== Texto extraído ==
------------------------------------------------------------

Primera palabra

Los años sin excusa

14 noviembre, 1999 01:00

Hay quien dice que lo que realmente aportaron los del 50 al relativo marasmo ambiental fue una nueva forma de vivir y de beber. Tampoco me parece ninguna tontería.

Muchas convicciones literarias, por no decir todas, van debilitándose naturalmente con los años. En primer lugar las que disponen de estímulos más bien subalternos y que, por consiguiente, tampoco importa mucho que el tiempo acabe eliminando. Sin duda que son muy abundantes, pero ahora sólo quería referirme a dos: las interferencias retóricas de la moda y la parcelación didáctica de la literatura, materias que sin duda pueden aburrir incluso al menos escéptico. Pero la verdad es que hace ya algún tiempo ni siquiera se me hubiese ocurrido dudar de que, a partir de ciertas inducciones políticas, existían nueve o diez poetas que ingresaron en los manuales de literatura con el ya incorregible apelativo de grupo del 50. La credulidad, como el instinto de conservación y las pláticas de familia, son mañas preferentemente juveniles.

Las agitaciones universitarias del 56 sirvieron, salvo algún error de cálculo, de concluyente acicate moral en la gestación de una nueva dinámica literaria, más o menos acorde con las crispaciones sociales y culturales que menudeaban entonces. Luego, cuando en el 59 se conmemora en Collioure el vigésimo aniversario de la muerte de Antonio Machado, acaba fraguándose por así decirlo la estrategia corporativa del grupo. No fueron sólo poetas, claro, sino novelistas y ensayistas los que se alinearon por junto en aquella casi unánime aceptación de los postulados sartrianos del engagement, aunque algunos astutos compañeros de viaje prefiriesen en su momento apearse en marcha. Quizá fuera eso -el compromiso antifranquista- lo único que sirvió de apremiante factor de cohesión entre esos escritores, ya que en ningún caso las afinidades literarias dejaron de ser episódicas y, por lo general, muy poco significativas. Hay quien dice que lo que realmente aportaron los del 50 al relativo marasmo ambiental fue una nueva forma de vivir y de beber. Tampoco me parece ninguna tontería.

------------------------------------------------------------

== Información proporcionada ==
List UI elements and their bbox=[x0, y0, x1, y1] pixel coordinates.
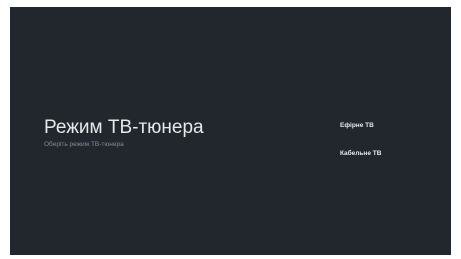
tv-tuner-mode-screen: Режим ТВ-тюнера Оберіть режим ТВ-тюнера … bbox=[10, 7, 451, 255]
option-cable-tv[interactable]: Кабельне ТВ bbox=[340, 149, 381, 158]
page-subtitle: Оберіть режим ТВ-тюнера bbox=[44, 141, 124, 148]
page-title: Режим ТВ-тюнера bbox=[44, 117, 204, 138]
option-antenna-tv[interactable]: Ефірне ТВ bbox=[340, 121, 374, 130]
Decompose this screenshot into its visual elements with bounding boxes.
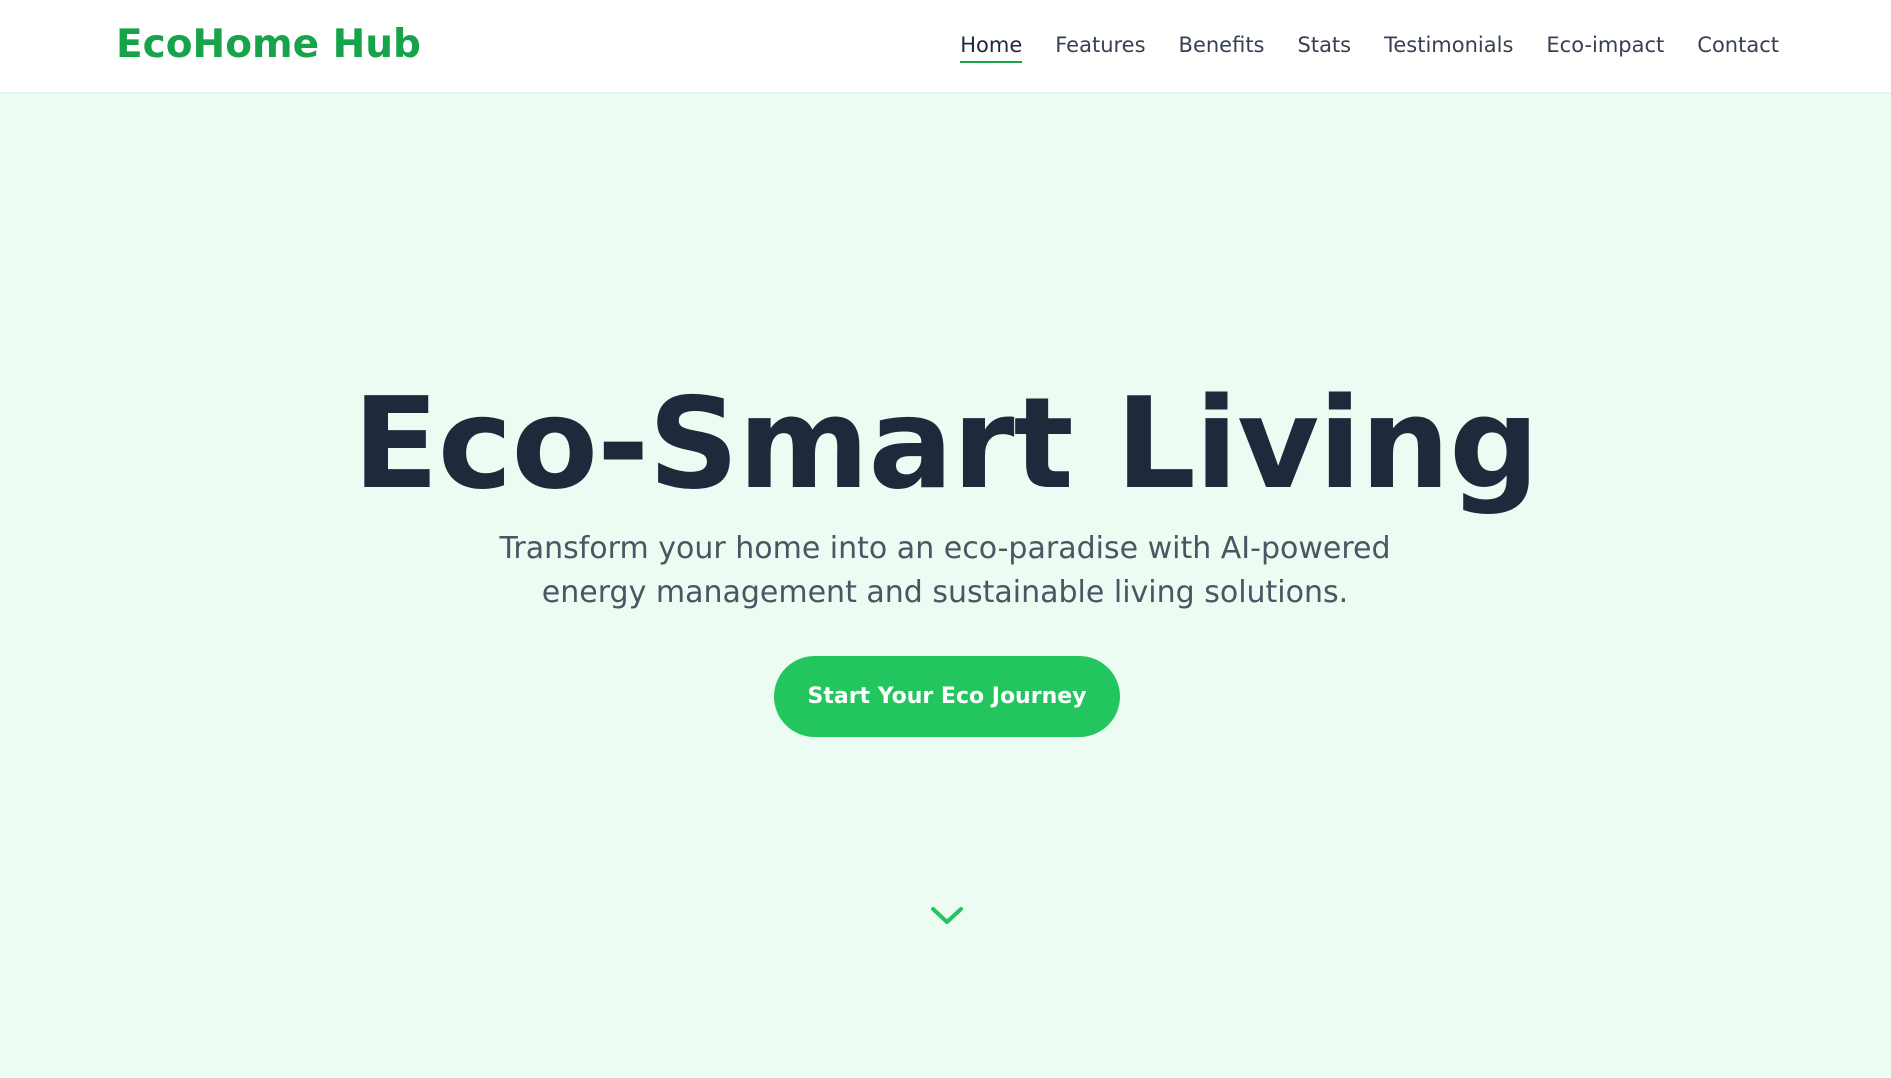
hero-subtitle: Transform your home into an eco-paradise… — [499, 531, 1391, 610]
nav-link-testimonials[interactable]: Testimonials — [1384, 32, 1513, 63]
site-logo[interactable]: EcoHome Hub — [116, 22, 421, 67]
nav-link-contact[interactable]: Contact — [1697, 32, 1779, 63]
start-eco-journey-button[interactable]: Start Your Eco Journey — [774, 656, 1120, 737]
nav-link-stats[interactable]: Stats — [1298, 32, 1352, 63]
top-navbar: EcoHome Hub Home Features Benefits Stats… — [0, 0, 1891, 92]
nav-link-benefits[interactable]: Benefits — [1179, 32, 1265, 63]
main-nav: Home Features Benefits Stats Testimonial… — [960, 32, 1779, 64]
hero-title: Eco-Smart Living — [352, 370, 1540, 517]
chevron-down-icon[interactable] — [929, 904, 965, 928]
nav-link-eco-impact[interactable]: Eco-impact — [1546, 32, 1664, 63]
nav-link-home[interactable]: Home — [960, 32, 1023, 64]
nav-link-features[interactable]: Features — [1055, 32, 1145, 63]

------------------------------------------------------------

== Tareas requeridas ==
a: Indica si cada una de estas afirmaciones concuerda con el texto sobre el grupo del 50 y justifica cada respuesta con sí o no y las palabras decisivas del texto citadas literalmente: (i) las agitaciones universitarias del 56 sirvieron de acicate moral para una nueva dinámica literaria; (ii) en Collioure se conmemoró el décimo aniversario de la muerte de Antonio Machado; (iii) solo los poetas se alinearon en la aceptación de los postulados sartrianos del engagement.
b: Reescribe el pasaje del texto sobre el grupo del 50 que va de "Muchas convicciones literarias, por" a "mañas preferentemente juveniles.", cambiando "manuales de literatura" por "libros de texto".
c: Prosigue el texto sobre el grupo del 50 a partir de su última oración.
Las entradas no guardan relación con el texto.

== Resultados esperados ==
a:
(i) Sí: "Las agitaciones universitarias del 56 sirvieron, salvo algún error de cálculo, de concluyente acicate moral en la gestación de una nueva dinámica literaria".
(ii) No: "se conmemora en Collioure el vigésimo aniversario de la muerte de Antonio Machado".
(iii) No: "No fueron sólo poetas, claro, sino novelistas y ensayistas los que se alinearon por junto".

b:
Muchas convicciones literarias, por no decir todas, van debilitándose naturalmente con los años. En primer lugar las que disponen de estímulos más bien subalternos y que, por consiguiente, tampoco importa mucho que el tiempo acabe eliminando. Sin duda que son muy abundantes, pero ahora sólo quería referirme a dos: las interferencias retóricas de la moda y la parcelación didáctica de la literatura, materias que sin duda pueden aburrir incluso al menos escéptico. Pero la verdad es que hace ya algún tiempo ni siquiera se me hubiese ocurrido dudar de que, a partir de ciertas inducciones políticas, existían nueve o diez poetas que ingresaron en los libros de texto con el ya incorregible apelativo de grupo del 50. La credulidad, como el instinto de conservación y las pláticas de familia, son mañas preferentemente juveniles.

c:
Es cierto que todo ese asunto estaba favorecido por una manifiesta complicidad entre los interesados, no sólo a efectos políticos, sino promocionales y amistosos. A mí se me suele integrar en ese grupo casi por inercia onomástica. Si esa inclusión remite a las motivaciones aludidas, no tengo nada que objetar. Pero, como opinaba Baroja del 98 o Cernuda del 27, tengo mis dudas sobre la existencia efectiva de una promoción del 50. En cualquier caso, antes que un grupo ensamblado con suficiente homogeneidad literaria, lo que más bien se organizó fue una banda de amigos que se respetaban mutuamente, leían los mismos libros, compartían parecidas desobediencias y luchaban contra las mismas mezquindades. Un grupo, por cierto, cuyos miembros no tienen por qué reducirse a la lista que ya ha adquirido rango de canónica. Su fijación selectiva casi siempre dependió del fotógrafo en comisión de servicio o del mandarín de turno. En Collioure, por ejemplo, se perpetró una foto con los ocho poetas presentes en el citado homenaje a Machado, que si no ha dado la vuelta al mundo, es porque en algún momento falló el transporte.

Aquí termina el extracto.